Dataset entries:
--- --- ---
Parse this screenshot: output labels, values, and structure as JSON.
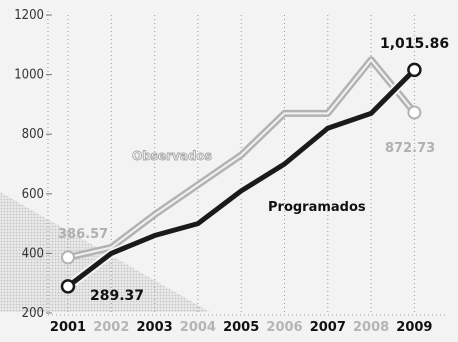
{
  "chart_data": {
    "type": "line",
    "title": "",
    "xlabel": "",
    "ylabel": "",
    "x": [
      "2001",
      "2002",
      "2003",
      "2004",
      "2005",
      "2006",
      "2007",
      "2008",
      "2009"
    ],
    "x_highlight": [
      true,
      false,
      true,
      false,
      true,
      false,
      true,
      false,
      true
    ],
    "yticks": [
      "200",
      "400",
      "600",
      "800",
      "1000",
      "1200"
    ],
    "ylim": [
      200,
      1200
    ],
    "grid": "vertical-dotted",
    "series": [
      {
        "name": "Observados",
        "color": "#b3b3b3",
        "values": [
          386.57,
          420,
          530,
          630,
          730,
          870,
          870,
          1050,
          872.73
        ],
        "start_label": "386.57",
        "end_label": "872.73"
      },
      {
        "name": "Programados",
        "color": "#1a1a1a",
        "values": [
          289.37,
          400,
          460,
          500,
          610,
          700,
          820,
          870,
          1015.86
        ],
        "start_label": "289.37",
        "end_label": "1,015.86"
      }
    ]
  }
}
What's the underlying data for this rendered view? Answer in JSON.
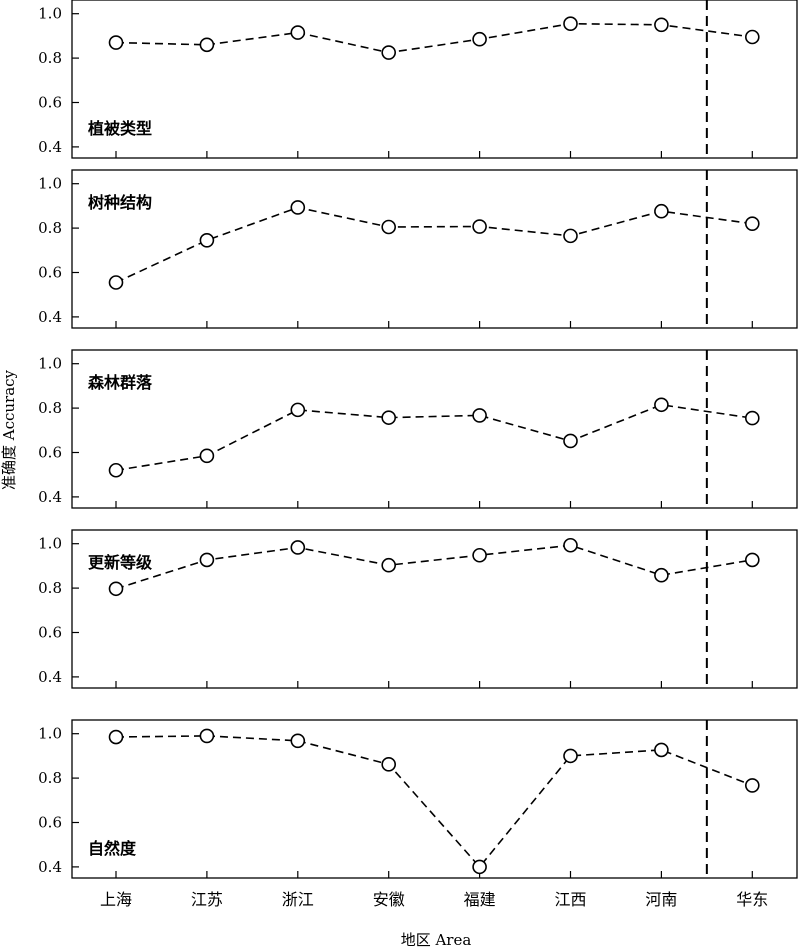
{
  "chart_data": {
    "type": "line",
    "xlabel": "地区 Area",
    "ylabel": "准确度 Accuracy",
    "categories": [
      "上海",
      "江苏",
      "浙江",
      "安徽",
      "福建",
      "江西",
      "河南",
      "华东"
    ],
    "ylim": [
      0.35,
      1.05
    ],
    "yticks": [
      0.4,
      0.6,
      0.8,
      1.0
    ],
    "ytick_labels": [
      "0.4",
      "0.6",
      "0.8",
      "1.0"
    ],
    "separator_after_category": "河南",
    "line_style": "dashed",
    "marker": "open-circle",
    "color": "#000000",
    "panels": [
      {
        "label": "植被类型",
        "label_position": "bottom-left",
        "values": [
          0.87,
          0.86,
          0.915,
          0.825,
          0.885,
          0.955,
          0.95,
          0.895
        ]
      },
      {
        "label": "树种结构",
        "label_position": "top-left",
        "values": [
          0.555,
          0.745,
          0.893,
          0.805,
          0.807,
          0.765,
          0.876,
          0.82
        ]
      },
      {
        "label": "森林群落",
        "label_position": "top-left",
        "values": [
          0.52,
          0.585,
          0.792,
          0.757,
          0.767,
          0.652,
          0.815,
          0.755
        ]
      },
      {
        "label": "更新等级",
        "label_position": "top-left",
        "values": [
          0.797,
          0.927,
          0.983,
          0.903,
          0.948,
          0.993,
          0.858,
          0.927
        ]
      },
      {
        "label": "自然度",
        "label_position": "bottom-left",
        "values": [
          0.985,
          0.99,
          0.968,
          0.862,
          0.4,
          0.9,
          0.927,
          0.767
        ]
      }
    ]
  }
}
--- --- ---
**Task prompt:** Report the number of lines holding the string "color", without any other words.

**Written answer:** 3